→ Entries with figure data
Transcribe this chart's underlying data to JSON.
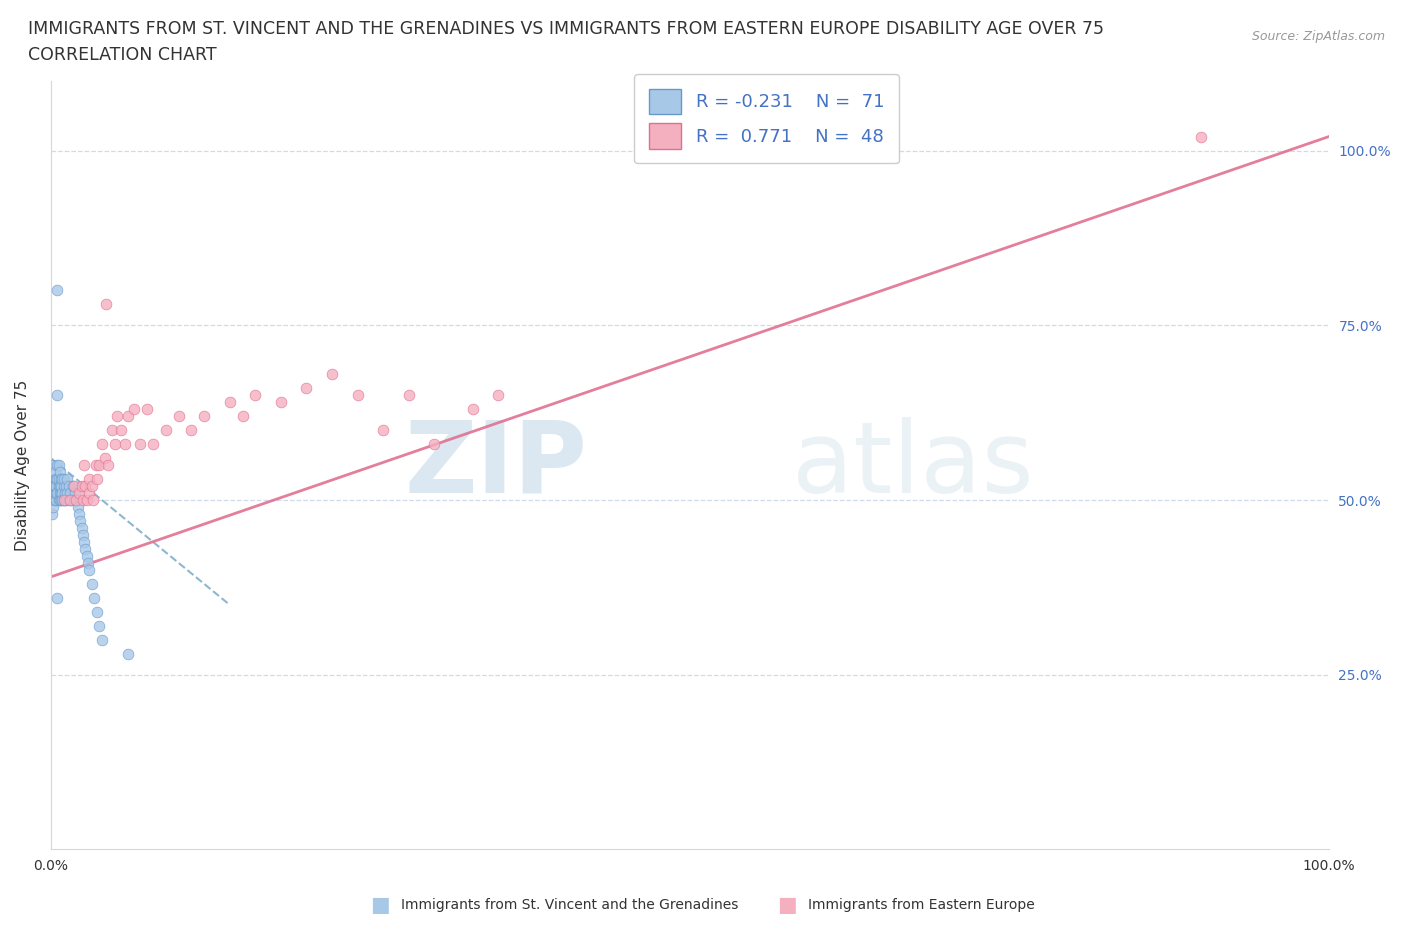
{
  "title_line1": "IMMIGRANTS FROM ST. VINCENT AND THE GRENADINES VS IMMIGRANTS FROM EASTERN EUROPE DISABILITY AGE OVER 75",
  "title_line2": "CORRELATION CHART",
  "source_text": "Source: ZipAtlas.com",
  "ylabel": "Disability Age Over 75",
  "xmin": 0.0,
  "xmax": 1.0,
  "ymin": 0.0,
  "ymax": 1.1,
  "y_tick_positions": [
    0.25,
    0.5,
    0.75,
    1.0
  ],
  "y_tick_labels": [
    "25.0%",
    "50.0%",
    "75.0%",
    "100.0%"
  ],
  "x_tick_positions": [
    0.0,
    1.0
  ],
  "x_tick_labels": [
    "0.0%",
    "100.0%"
  ],
  "watermark_zip": "ZIP",
  "watermark_atlas": "atlas",
  "blue_color": "#a8c8e8",
  "blue_edge_color": "#6699cc",
  "pink_color": "#f5b0c0",
  "pink_edge_color": "#e07090",
  "blue_trend_color": "#7aaac8",
  "pink_trend_color": "#e07090",
  "background_color": "#ffffff",
  "grid_color": "#c8d8e8",
  "right_tick_color": "#4472c4",
  "title_fontsize": 12.5,
  "axis_label_fontsize": 11,
  "tick_fontsize": 10,
  "legend_fontsize": 13,
  "blue_R": "-0.231",
  "blue_N": "71",
  "pink_R": "0.771",
  "pink_N": "48",
  "blue_scatter_x": [
    0.001,
    0.001,
    0.001,
    0.001,
    0.001,
    0.002,
    0.002,
    0.002,
    0.002,
    0.003,
    0.003,
    0.003,
    0.003,
    0.004,
    0.004,
    0.004,
    0.004,
    0.005,
    0.005,
    0.005,
    0.005,
    0.005,
    0.006,
    0.006,
    0.006,
    0.006,
    0.007,
    0.007,
    0.007,
    0.007,
    0.008,
    0.008,
    0.008,
    0.008,
    0.009,
    0.009,
    0.009,
    0.01,
    0.01,
    0.01,
    0.011,
    0.011,
    0.012,
    0.012,
    0.013,
    0.013,
    0.014,
    0.014,
    0.015,
    0.016,
    0.017,
    0.018,
    0.019,
    0.02,
    0.021,
    0.022,
    0.023,
    0.024,
    0.025,
    0.026,
    0.027,
    0.028,
    0.029,
    0.03,
    0.032,
    0.034,
    0.036,
    0.038,
    0.04,
    0.005,
    0.06
  ],
  "blue_scatter_y": [
    0.55,
    0.52,
    0.5,
    0.48,
    0.51,
    0.53,
    0.5,
    0.52,
    0.49,
    0.54,
    0.51,
    0.5,
    0.52,
    0.53,
    0.5,
    0.51,
    0.52,
    0.8,
    0.65,
    0.55,
    0.53,
    0.51,
    0.55,
    0.52,
    0.5,
    0.53,
    0.54,
    0.51,
    0.52,
    0.5,
    0.53,
    0.51,
    0.5,
    0.52,
    0.53,
    0.51,
    0.5,
    0.52,
    0.5,
    0.53,
    0.51,
    0.5,
    0.52,
    0.5,
    0.51,
    0.53,
    0.5,
    0.52,
    0.51,
    0.5,
    0.52,
    0.5,
    0.51,
    0.5,
    0.49,
    0.48,
    0.47,
    0.46,
    0.45,
    0.44,
    0.43,
    0.42,
    0.41,
    0.4,
    0.38,
    0.36,
    0.34,
    0.32,
    0.3,
    0.36,
    0.28
  ],
  "pink_scatter_x": [
    0.01,
    0.015,
    0.018,
    0.02,
    0.022,
    0.024,
    0.025,
    0.026,
    0.027,
    0.028,
    0.03,
    0.03,
    0.032,
    0.033,
    0.035,
    0.036,
    0.038,
    0.04,
    0.042,
    0.043,
    0.045,
    0.048,
    0.05,
    0.052,
    0.055,
    0.058,
    0.06,
    0.065,
    0.07,
    0.075,
    0.08,
    0.09,
    0.1,
    0.11,
    0.12,
    0.14,
    0.15,
    0.16,
    0.18,
    0.2,
    0.22,
    0.24,
    0.26,
    0.28,
    0.3,
    0.33,
    0.35,
    0.9
  ],
  "pink_scatter_y": [
    0.5,
    0.5,
    0.52,
    0.5,
    0.51,
    0.52,
    0.5,
    0.55,
    0.52,
    0.5,
    0.53,
    0.51,
    0.52,
    0.5,
    0.55,
    0.53,
    0.55,
    0.58,
    0.56,
    0.78,
    0.55,
    0.6,
    0.58,
    0.62,
    0.6,
    0.58,
    0.62,
    0.63,
    0.58,
    0.63,
    0.58,
    0.6,
    0.62,
    0.6,
    0.62,
    0.64,
    0.62,
    0.65,
    0.64,
    0.66,
    0.68,
    0.65,
    0.6,
    0.65,
    0.58,
    0.63,
    0.65,
    1.02
  ],
  "blue_trend_x": [
    0.0,
    0.14
  ],
  "blue_trend_y": [
    0.56,
    0.35
  ],
  "pink_trend_x": [
    0.0,
    1.0
  ],
  "pink_trend_y": [
    0.39,
    1.02
  ]
}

→ Problem details
Exclude the pictures. Write out the remaining data exactly.

→ Response
Transcribe this chart's underlying data to JSON.
{
  "title_line1": "IMMIGRANTS FROM ST. VINCENT AND THE GRENADINES VS IMMIGRANTS FROM EASTERN EUROPE DISABILITY AGE OVER 75",
  "title_line2": "CORRELATION CHART",
  "source_text": "Source: ZipAtlas.com",
  "ylabel": "Disability Age Over 75",
  "xmin": 0.0,
  "xmax": 1.0,
  "ymin": 0.0,
  "ymax": 1.1,
  "y_tick_positions": [
    0.25,
    0.5,
    0.75,
    1.0
  ],
  "y_tick_labels": [
    "25.0%",
    "50.0%",
    "75.0%",
    "100.0%"
  ],
  "x_tick_positions": [
    0.0,
    1.0
  ],
  "x_tick_labels": [
    "0.0%",
    "100.0%"
  ],
  "watermark_zip": "ZIP",
  "watermark_atlas": "atlas",
  "blue_color": "#a8c8e8",
  "blue_edge_color": "#6699cc",
  "pink_color": "#f5b0c0",
  "pink_edge_color": "#e07090",
  "blue_trend_color": "#7aaac8",
  "pink_trend_color": "#e07090",
  "background_color": "#ffffff",
  "grid_color": "#c8d8e8",
  "right_tick_color": "#4472c4",
  "title_fontsize": 12.5,
  "axis_label_fontsize": 11,
  "tick_fontsize": 10,
  "legend_fontsize": 13,
  "blue_R": "-0.231",
  "blue_N": "71",
  "pink_R": "0.771",
  "pink_N": "48",
  "blue_scatter_x": [
    0.001,
    0.001,
    0.001,
    0.001,
    0.001,
    0.002,
    0.002,
    0.002,
    0.002,
    0.003,
    0.003,
    0.003,
    0.003,
    0.004,
    0.004,
    0.004,
    0.004,
    0.005,
    0.005,
    0.005,
    0.005,
    0.005,
    0.006,
    0.006,
    0.006,
    0.006,
    0.007,
    0.007,
    0.007,
    0.007,
    0.008,
    0.008,
    0.008,
    0.008,
    0.009,
    0.009,
    0.009,
    0.01,
    0.01,
    0.01,
    0.011,
    0.011,
    0.012,
    0.012,
    0.013,
    0.013,
    0.014,
    0.014,
    0.015,
    0.016,
    0.017,
    0.018,
    0.019,
    0.02,
    0.021,
    0.022,
    0.023,
    0.024,
    0.025,
    0.026,
    0.027,
    0.028,
    0.029,
    0.03,
    0.032,
    0.034,
    0.036,
    0.038,
    0.04,
    0.005,
    0.06
  ],
  "blue_scatter_y": [
    0.55,
    0.52,
    0.5,
    0.48,
    0.51,
    0.53,
    0.5,
    0.52,
    0.49,
    0.54,
    0.51,
    0.5,
    0.52,
    0.53,
    0.5,
    0.51,
    0.52,
    0.8,
    0.65,
    0.55,
    0.53,
    0.51,
    0.55,
    0.52,
    0.5,
    0.53,
    0.54,
    0.51,
    0.52,
    0.5,
    0.53,
    0.51,
    0.5,
    0.52,
    0.53,
    0.51,
    0.5,
    0.52,
    0.5,
    0.53,
    0.51,
    0.5,
    0.52,
    0.5,
    0.51,
    0.53,
    0.5,
    0.52,
    0.51,
    0.5,
    0.52,
    0.5,
    0.51,
    0.5,
    0.49,
    0.48,
    0.47,
    0.46,
    0.45,
    0.44,
    0.43,
    0.42,
    0.41,
    0.4,
    0.38,
    0.36,
    0.34,
    0.32,
    0.3,
    0.36,
    0.28
  ],
  "pink_scatter_x": [
    0.01,
    0.015,
    0.018,
    0.02,
    0.022,
    0.024,
    0.025,
    0.026,
    0.027,
    0.028,
    0.03,
    0.03,
    0.032,
    0.033,
    0.035,
    0.036,
    0.038,
    0.04,
    0.042,
    0.043,
    0.045,
    0.048,
    0.05,
    0.052,
    0.055,
    0.058,
    0.06,
    0.065,
    0.07,
    0.075,
    0.08,
    0.09,
    0.1,
    0.11,
    0.12,
    0.14,
    0.15,
    0.16,
    0.18,
    0.2,
    0.22,
    0.24,
    0.26,
    0.28,
    0.3,
    0.33,
    0.35,
    0.9
  ],
  "pink_scatter_y": [
    0.5,
    0.5,
    0.52,
    0.5,
    0.51,
    0.52,
    0.5,
    0.55,
    0.52,
    0.5,
    0.53,
    0.51,
    0.52,
    0.5,
    0.55,
    0.53,
    0.55,
    0.58,
    0.56,
    0.78,
    0.55,
    0.6,
    0.58,
    0.62,
    0.6,
    0.58,
    0.62,
    0.63,
    0.58,
    0.63,
    0.58,
    0.6,
    0.62,
    0.6,
    0.62,
    0.64,
    0.62,
    0.65,
    0.64,
    0.66,
    0.68,
    0.65,
    0.6,
    0.65,
    0.58,
    0.63,
    0.65,
    1.02
  ],
  "blue_trend_x": [
    0.0,
    0.14
  ],
  "blue_trend_y": [
    0.56,
    0.35
  ],
  "pink_trend_x": [
    0.0,
    1.0
  ],
  "pink_trend_y": [
    0.39,
    1.02
  ]
}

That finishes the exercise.